*TASK TO CARRY OUT*. Look through the records that follow. Copy every line containing the word "prefix".

*DATASET ENTRIES*.
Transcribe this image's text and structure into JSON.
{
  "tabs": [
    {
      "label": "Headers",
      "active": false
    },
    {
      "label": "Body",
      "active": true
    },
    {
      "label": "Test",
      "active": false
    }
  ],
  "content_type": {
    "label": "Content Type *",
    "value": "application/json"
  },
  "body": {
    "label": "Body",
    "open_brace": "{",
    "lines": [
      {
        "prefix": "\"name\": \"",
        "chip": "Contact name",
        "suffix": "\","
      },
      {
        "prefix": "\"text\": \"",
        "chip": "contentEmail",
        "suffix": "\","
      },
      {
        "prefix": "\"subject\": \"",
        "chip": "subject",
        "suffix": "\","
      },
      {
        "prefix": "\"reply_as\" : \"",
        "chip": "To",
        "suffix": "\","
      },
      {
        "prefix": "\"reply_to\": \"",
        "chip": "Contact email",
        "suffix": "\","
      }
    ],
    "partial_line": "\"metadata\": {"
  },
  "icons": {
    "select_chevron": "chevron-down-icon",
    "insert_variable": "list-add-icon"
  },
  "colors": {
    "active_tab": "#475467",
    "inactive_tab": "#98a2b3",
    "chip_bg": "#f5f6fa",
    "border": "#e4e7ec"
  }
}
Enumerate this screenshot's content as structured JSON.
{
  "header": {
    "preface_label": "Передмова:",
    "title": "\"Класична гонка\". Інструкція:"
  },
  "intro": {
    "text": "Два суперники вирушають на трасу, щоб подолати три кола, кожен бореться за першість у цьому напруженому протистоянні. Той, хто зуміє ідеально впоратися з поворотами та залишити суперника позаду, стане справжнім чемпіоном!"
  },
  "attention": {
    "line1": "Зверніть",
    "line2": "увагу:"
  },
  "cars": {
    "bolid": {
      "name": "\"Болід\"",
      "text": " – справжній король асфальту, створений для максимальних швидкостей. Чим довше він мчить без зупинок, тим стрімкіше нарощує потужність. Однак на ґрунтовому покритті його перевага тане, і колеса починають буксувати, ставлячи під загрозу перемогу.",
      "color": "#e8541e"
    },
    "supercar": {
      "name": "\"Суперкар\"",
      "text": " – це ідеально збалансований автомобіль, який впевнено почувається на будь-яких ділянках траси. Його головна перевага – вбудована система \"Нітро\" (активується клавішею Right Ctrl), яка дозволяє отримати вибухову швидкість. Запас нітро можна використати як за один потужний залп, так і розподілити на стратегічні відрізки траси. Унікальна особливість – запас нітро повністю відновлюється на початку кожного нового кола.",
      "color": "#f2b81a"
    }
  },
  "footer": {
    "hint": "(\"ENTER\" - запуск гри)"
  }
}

*RESPONSE TO THIS EXERCISE*.
        "prefix": "\"name\": \"",
        "prefix": "\"text\": \"",
        "prefix": "\"subject\": \"",
        "prefix": "\"reply_as\" : \"",
        "prefix": "\"reply_to\": \"",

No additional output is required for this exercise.